▶ [THE PROBLEM]: Make an exact copy of the entries, and keep any pictures out of it.

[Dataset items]
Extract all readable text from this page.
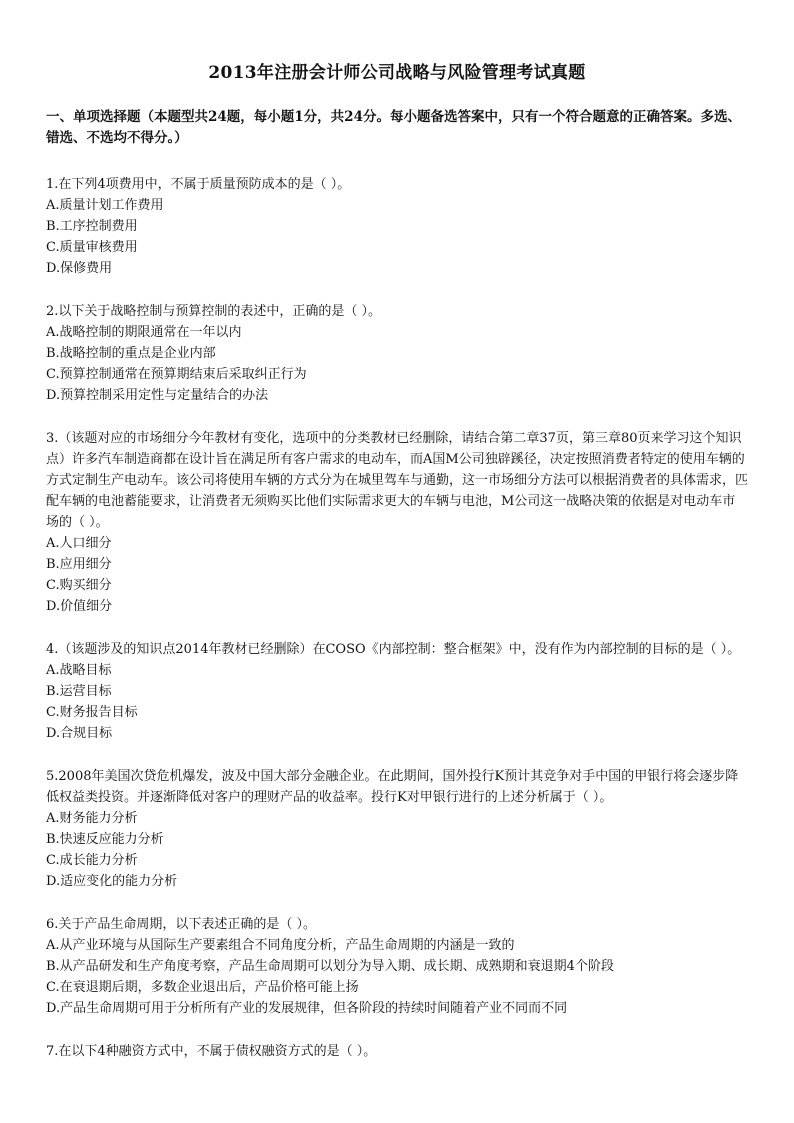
2013年注册会计师公司战略与风险管理考试真题
一、单项选择题（本题型共24题，每小题1分，共24分。每小题备选答案中，只有一个符合题意的正确答案。多选、错选、不选均不得分。）

1.在下列4项费用中，不属于质量预防成本的是（ ）。

A.质量计划工作费用

B.工序控制费用

C.质量审核费用

D.保修费用

2.以下关于战略控制与预算控制的表述中，正确的是（ ）。

A.战略控制的期限通常在一年以内

B.战略控制的重点是企业内部

C.预算控制通常在预算期结束后采取纠正行为

D.预算控制采用定性与定量结合的办法

3.（该题对应的市场细分今年教材有变化，选项中的分类教材已经删除，请结合第二章37页，第三章80页来学习这个知识点）许多汽车制造商都在设计旨在满足所有客户需求的电动车，而A国M公司独辟蹊径，决定按照消费者特定的使用车辆的方式定制生产电动车。该公司将使用车辆的方式分为在城里驾车与通勤，这一市场细分方法可以根据消费者的具体需求，匹配车辆的电池蓄能要求，让消费者无须购买比他们实际需求更大的车辆与电池，M公司这一战略决策的依据是对电动车市场的（ ）。

A.人口细分

B.应用细分

C.购买细分

D.价值细分

4.（该题涉及的知识点2014年教材已经删除）在COSO《内部控制：整合框架》中，没有作为内部控制的目标的是（ ）。

A.战略目标

B.运营目标

C.财务报告目标

D.合规目标

5.2008年美国次贷危机爆发，波及中国大部分金融企业。在此期间，国外投行K预计其竞争对手中国的甲银行将会逐步降低权益类投资。并逐渐降低对客户的理财产品的收益率。投行K对甲银行进行的上述分析属于（ ）。

A.财务能力分析

B.快速反应能力分析

C.成长能力分析

D.适应变化的能力分析

6.关于产品生命周期，以下表述正确的是（ ）。

A.从产业环境与从国际生产要素组合不同角度分析，产品生命周期的内涵是一致的

B.从产品研发和生产角度考察，产品生命周期可以划分为导入期、成长期、成熟期和衰退期4个阶段

C.在衰退期后期，多数企业退出后，产品价格可能上扬

D.产品生命周期可用于分析所有产业的发展规律，但各阶段的持续时间随着产业不同而不同

7.在以下4种融资方式中，不属于债权融资方式的是（ ）。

▶ [RESPONSE TO THIS EXERCISE]:
Extract all readable text from this page.
2013年注册会计师公司战略与风险管理考试真题
一、单项选择题（本题型共24题，每小题1分，共24分。每小题备选答案中，只有一个符合题意的正确答案。多选、错选、不选均不得分。）

1.在下列4项费用中，不属于质量预防成本的是（ ）。

A.质量计划工作费用

B.工序控制费用

C.质量审核费用

D.保修费用

2.以下关于战略控制与预算控制的表述中，正确的是（ ）。

A.战略控制的期限通常在一年以内

B.战略控制的重点是企业内部

C.预算控制通常在预算期结束后采取纠正行为

D.预算控制采用定性与定量结合的办法

3.（该题对应的市场细分今年教材有变化，选项中的分类教材已经删除，请结合第二章37页，第三章80页来学习这个知识点）许多汽车制造商都在设计旨在满足所有客户需求的电动车，而A国M公司独辟蹊径，决定按照消费者特定的使用车辆的方式定制生产电动车。该公司将使用车辆的方式分为在城里驾车与通勤，这一市场细分方法可以根据消费者的具体需求，匹配车辆的电池蓄能要求，让消费者无须购买比他们实际需求更大的车辆与电池，M公司这一战略决策的依据是对电动车市场的（ ）。

A.人口细分

B.应用细分

C.购买细分

D.价值细分

4.（该题涉及的知识点2014年教材已经删除）在COSO《内部控制：整合框架》中，没有作为内部控制的目标的是（ ）。

A.战略目标

B.运营目标

C.财务报告目标

D.合规目标

5.2008年美国次贷危机爆发，波及中国大部分金融企业。在此期间，国外投行K预计其竞争对手中国的甲银行将会逐步降低权益类投资。并逐渐降低对客户的理财产品的收益率。投行K对甲银行进行的上述分析属于（ ）。

A.财务能力分析

B.快速反应能力分析

C.成长能力分析

D.适应变化的能力分析

6.关于产品生命周期，以下表述正确的是（ ）。

A.从产业环境与从国际生产要素组合不同角度分析，产品生命周期的内涵是一致的

B.从产品研发和生产角度考察，产品生命周期可以划分为导入期、成长期、成熟期和衰退期4个阶段

C.在衰退期后期，多数企业退出后，产品价格可能上扬

D.产品生命周期可用于分析所有产业的发展规律，但各阶段的持续时间随着产业不同而不同

7.在以下4种融资方式中，不属于债权融资方式的是（ ）。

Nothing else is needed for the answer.